▶ _TASK OBJECTIVE_:
Collect all lines from the records below that include the word "watermark".

▶ _SUPPLIED MATERIAL_:
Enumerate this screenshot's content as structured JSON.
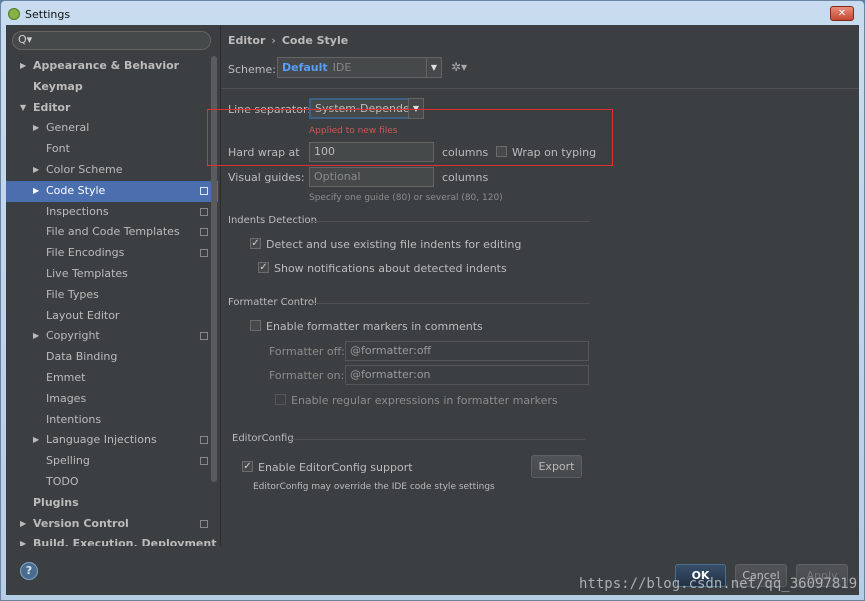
{
  "window": {
    "title": "Settings",
    "close_label": "✕"
  },
  "search": {
    "icon": "Q▾"
  },
  "sidebar": {
    "items": [
      {
        "label": "Appearance & Behavior",
        "indent": 0,
        "arrow": "▶",
        "bold": true,
        "copy": false
      },
      {
        "label": "Keymap",
        "indent": 0,
        "arrow": "",
        "bold": true,
        "copy": false
      },
      {
        "label": "Editor",
        "indent": 0,
        "arrow": "▼",
        "bold": true,
        "copy": false
      },
      {
        "label": "General",
        "indent": 1,
        "arrow": "▶",
        "bold": false,
        "copy": false
      },
      {
        "label": "Font",
        "indent": 1,
        "arrow": "",
        "bold": false,
        "copy": false
      },
      {
        "label": "Color Scheme",
        "indent": 1,
        "arrow": "▶",
        "bold": false,
        "copy": false
      },
      {
        "label": "Code Style",
        "indent": 1,
        "arrow": "▶",
        "bold": false,
        "copy": true,
        "selected": true
      },
      {
        "label": "Inspections",
        "indent": 1,
        "arrow": "",
        "bold": false,
        "copy": true
      },
      {
        "label": "File and Code Templates",
        "indent": 1,
        "arrow": "",
        "bold": false,
        "copy": true
      },
      {
        "label": "File Encodings",
        "indent": 1,
        "arrow": "",
        "bold": false,
        "copy": true
      },
      {
        "label": "Live Templates",
        "indent": 1,
        "arrow": "",
        "bold": false,
        "copy": false
      },
      {
        "label": "File Types",
        "indent": 1,
        "arrow": "",
        "bold": false,
        "copy": false
      },
      {
        "label": "Layout Editor",
        "indent": 1,
        "arrow": "",
        "bold": false,
        "copy": false
      },
      {
        "label": "Copyright",
        "indent": 1,
        "arrow": "▶",
        "bold": false,
        "copy": true
      },
      {
        "label": "Data Binding",
        "indent": 1,
        "arrow": "",
        "bold": false,
        "copy": false
      },
      {
        "label": "Emmet",
        "indent": 1,
        "arrow": "",
        "bold": false,
        "copy": false
      },
      {
        "label": "Images",
        "indent": 1,
        "arrow": "",
        "bold": false,
        "copy": false
      },
      {
        "label": "Intentions",
        "indent": 1,
        "arrow": "",
        "bold": false,
        "copy": false
      },
      {
        "label": "Language Injections",
        "indent": 1,
        "arrow": "▶",
        "bold": false,
        "copy": true
      },
      {
        "label": "Spelling",
        "indent": 1,
        "arrow": "",
        "bold": false,
        "copy": true
      },
      {
        "label": "TODO",
        "indent": 1,
        "arrow": "",
        "bold": false,
        "copy": false
      },
      {
        "label": "Plugins",
        "indent": 0,
        "arrow": "",
        "bold": true,
        "copy": false
      },
      {
        "label": "Version Control",
        "indent": 0,
        "arrow": "▶",
        "bold": true,
        "copy": true
      },
      {
        "label": "Build, Execution, Deployment",
        "indent": 0,
        "arrow": "▶",
        "bold": true,
        "copy": false
      }
    ]
  },
  "breadcrumb": {
    "section": "Editor",
    "separator": "›",
    "page": "Code Style"
  },
  "scheme": {
    "label": "Scheme:",
    "value": "Default",
    "suffix": "IDE",
    "gear": "✲▾"
  },
  "line_separator": {
    "label": "Line separator:",
    "value": "System-Dependent",
    "hint": "Applied to new files"
  },
  "hard_wrap": {
    "label": "Hard wrap at",
    "value": "100",
    "unit": "columns",
    "wrap_on_typing_label": "Wrap on typing",
    "wrap_on_typing_checked": false
  },
  "visual_guides": {
    "label": "Visual guides:",
    "placeholder": "Optional",
    "unit": "columns",
    "hint": "Specify one guide (80) or several (80, 120)"
  },
  "indents_detection": {
    "title": "Indents Detection",
    "detect_label": "Detect and use existing file indents for editing",
    "detect_checked": true,
    "notify_label": "Show notifications about detected indents",
    "notify_checked": true
  },
  "formatter_control": {
    "title": "Formatter Control",
    "enable_label": "Enable formatter markers in comments",
    "enable_checked": false,
    "off_label": "Formatter off:",
    "off_value": "@formatter:off",
    "on_label": "Formatter on:",
    "on_value": "@formatter:on",
    "regex_label": "Enable regular expressions in formatter markers"
  },
  "editorconfig": {
    "title": "EditorConfig",
    "enable_label": "Enable EditorConfig support",
    "enable_checked": true,
    "export_label": "Export",
    "note": "EditorConfig may override the IDE code style settings"
  },
  "footer": {
    "help_icon": "?",
    "ok_label": "OK",
    "cancel_label": "Cancel",
    "apply_label": "Apply"
  },
  "watermark": "https://blog.csdn.net/qq_36097819"
}
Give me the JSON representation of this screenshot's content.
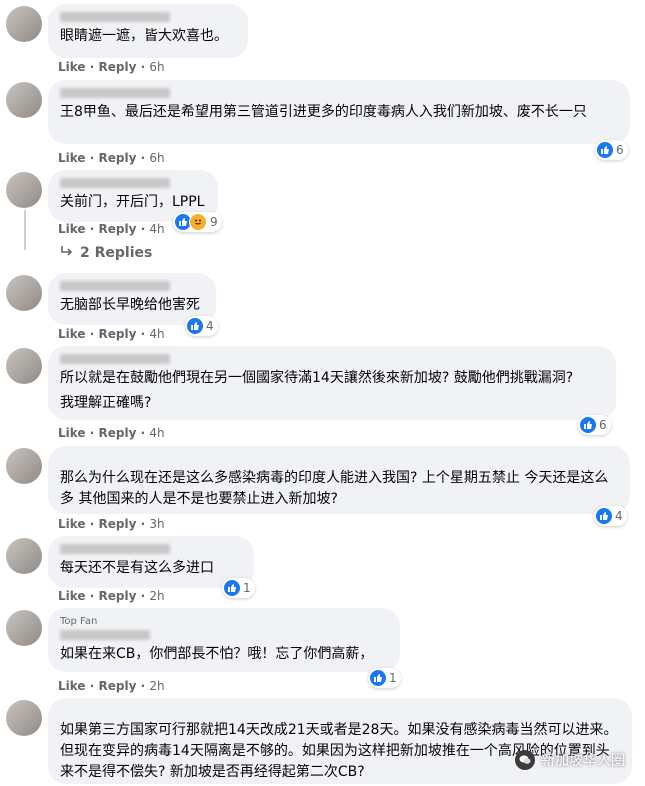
{
  "comments": [
    {
      "text": "眼睛遮一遮，皆大欢喜也。",
      "like": "Like",
      "reply": "Reply",
      "time": "6h"
    },
    {
      "text": "王8甲鱼、最后还是希望用第三管道引进更多的印度毒病人入我们新加坡、废不长一只",
      "like": "Like",
      "reply": "Reply",
      "time": "6h",
      "reactions": "6"
    },
    {
      "text": "关前门，开后门，LPPL",
      "like": "Like",
      "reply": "Reply",
      "time": "4h",
      "reactions": "9"
    },
    {
      "text": "无脑部长早晚给他害死",
      "like": "Like",
      "reply": "Reply",
      "time": "4h",
      "reactions": "4"
    },
    {
      "text": "所以就是在鼓勵他們現在另一個國家待滿14天讓然後來新加坡? 鼓勵他們挑戰漏洞?",
      "text2": "我理解正確嗎?",
      "like": "Like",
      "reply": "Reply",
      "time": "4h",
      "reactions": "6"
    },
    {
      "text": "那么为什么现在还是这么多感染病毒的印度人能进入我国? 上个星期五禁止 今天还是这么多 其他国来的人是不是也要禁止进入新加坡?",
      "like": "Like",
      "reply": "Reply",
      "time": "3h",
      "reactions": "4"
    },
    {
      "text": "每天还不是有这么多进口",
      "like": "Like",
      "reply": "Reply",
      "time": "2h",
      "reactions": "1"
    },
    {
      "badge": "Top Fan",
      "text": "如果在来CB，你們部長不怕？哦！忘了你們高薪，",
      "like": "Like",
      "reply": "Reply",
      "time": "2h",
      "reactions": "1"
    },
    {
      "text": "如果第三方国家可行那就把14天改成21天或者是28天。如果没有感染病毒当然可以进来。但现在变异的病毒14天隔离是不够的。如果因为这样把新加坡推在一个高风险的位置到头来不是得不偿失? 新加坡是否再经得起第二次CB?"
    }
  ],
  "replies_label": "2 Replies",
  "watermark": "新加坡华人圈",
  "colors": {
    "bubble": "#f0f2f5",
    "meta": "#65676b",
    "like_blue": "#1877f2"
  }
}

▶ _TASK RESULT_:
  "watermark": "https://blog.csdn.net/qq_36097819"
  "watermark": "新加坡华人圈",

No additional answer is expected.